[begin Information given]

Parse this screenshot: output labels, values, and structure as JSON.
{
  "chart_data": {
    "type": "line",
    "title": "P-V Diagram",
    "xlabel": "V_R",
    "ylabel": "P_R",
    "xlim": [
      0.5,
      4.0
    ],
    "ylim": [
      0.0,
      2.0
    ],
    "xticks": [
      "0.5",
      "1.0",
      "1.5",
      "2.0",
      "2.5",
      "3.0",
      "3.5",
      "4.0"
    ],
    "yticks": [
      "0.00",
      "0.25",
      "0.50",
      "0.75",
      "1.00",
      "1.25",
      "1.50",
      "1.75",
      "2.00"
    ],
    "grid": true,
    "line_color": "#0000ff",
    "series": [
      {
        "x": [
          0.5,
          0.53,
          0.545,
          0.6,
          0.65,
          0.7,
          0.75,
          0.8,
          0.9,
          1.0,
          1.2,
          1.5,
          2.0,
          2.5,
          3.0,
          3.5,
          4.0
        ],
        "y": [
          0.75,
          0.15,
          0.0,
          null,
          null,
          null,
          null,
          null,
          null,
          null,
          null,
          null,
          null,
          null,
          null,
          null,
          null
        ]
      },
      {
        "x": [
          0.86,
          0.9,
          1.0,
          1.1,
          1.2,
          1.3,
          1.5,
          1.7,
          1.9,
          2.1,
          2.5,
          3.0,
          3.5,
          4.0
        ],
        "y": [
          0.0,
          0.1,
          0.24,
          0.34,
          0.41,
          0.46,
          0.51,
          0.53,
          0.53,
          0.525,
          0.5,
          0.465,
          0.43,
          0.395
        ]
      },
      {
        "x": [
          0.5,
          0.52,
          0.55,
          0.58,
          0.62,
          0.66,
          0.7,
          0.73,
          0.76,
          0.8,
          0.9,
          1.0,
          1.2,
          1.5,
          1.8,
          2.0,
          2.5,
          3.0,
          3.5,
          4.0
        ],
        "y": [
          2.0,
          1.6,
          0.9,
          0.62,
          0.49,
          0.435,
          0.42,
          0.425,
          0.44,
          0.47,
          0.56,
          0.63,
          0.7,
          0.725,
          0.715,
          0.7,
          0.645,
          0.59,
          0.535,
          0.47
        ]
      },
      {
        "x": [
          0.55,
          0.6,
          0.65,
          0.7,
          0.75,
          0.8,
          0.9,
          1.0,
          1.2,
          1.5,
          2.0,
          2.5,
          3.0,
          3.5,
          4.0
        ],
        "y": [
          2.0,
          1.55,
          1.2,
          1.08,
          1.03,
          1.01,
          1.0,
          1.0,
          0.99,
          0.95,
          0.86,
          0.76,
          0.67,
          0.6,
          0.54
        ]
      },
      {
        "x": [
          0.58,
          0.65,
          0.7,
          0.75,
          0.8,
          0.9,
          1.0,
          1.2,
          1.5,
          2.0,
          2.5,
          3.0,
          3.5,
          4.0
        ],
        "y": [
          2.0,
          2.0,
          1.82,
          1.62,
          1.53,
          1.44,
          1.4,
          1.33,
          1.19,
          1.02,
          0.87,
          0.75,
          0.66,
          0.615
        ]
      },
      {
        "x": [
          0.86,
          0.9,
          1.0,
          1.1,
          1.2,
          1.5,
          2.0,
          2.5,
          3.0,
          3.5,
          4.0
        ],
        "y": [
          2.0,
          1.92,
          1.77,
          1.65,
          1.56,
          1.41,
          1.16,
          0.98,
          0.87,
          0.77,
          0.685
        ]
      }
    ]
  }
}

[end Information given]
[begin Information given]

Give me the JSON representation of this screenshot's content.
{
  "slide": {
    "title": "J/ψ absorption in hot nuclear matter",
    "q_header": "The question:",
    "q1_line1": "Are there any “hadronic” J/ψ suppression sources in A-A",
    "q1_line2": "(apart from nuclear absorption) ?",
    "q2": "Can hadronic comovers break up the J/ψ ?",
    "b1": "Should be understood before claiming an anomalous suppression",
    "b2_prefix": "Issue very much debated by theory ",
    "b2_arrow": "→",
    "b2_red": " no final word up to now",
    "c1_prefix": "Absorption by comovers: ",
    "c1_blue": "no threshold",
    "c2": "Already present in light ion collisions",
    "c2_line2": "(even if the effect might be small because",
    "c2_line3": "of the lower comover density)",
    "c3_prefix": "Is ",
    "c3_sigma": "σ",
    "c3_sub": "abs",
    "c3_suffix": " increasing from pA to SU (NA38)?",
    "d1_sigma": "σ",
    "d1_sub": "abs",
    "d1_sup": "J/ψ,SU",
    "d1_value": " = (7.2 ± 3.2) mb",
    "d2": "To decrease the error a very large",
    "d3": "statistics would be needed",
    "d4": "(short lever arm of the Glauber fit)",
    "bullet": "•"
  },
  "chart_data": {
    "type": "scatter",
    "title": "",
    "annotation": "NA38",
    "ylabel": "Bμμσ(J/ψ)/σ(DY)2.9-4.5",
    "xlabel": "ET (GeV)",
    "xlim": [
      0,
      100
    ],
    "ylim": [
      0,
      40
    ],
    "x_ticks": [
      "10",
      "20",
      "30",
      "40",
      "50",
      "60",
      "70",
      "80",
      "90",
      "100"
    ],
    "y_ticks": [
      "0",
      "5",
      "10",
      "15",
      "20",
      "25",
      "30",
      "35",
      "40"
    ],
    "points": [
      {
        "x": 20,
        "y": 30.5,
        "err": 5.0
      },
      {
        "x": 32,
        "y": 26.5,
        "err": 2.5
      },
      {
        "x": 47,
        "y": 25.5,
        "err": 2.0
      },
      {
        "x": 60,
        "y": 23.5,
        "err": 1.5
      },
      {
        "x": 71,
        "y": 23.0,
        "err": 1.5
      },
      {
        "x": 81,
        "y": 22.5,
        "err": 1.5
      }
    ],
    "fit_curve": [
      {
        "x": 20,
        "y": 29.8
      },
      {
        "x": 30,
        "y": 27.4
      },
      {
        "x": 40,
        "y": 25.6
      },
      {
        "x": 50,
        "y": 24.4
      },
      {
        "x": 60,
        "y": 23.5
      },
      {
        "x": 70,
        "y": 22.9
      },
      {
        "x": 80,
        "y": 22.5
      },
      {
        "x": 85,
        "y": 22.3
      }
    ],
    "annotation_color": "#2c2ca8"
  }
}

[end Information given]

**Set problem**.
List each line in the listing that contains the string "nuclear".

**Right answer**.
    "title": "J/ψ absorption in hot nuclear matter",
    "q1_line2": "(apart from nuclear absorption) ?",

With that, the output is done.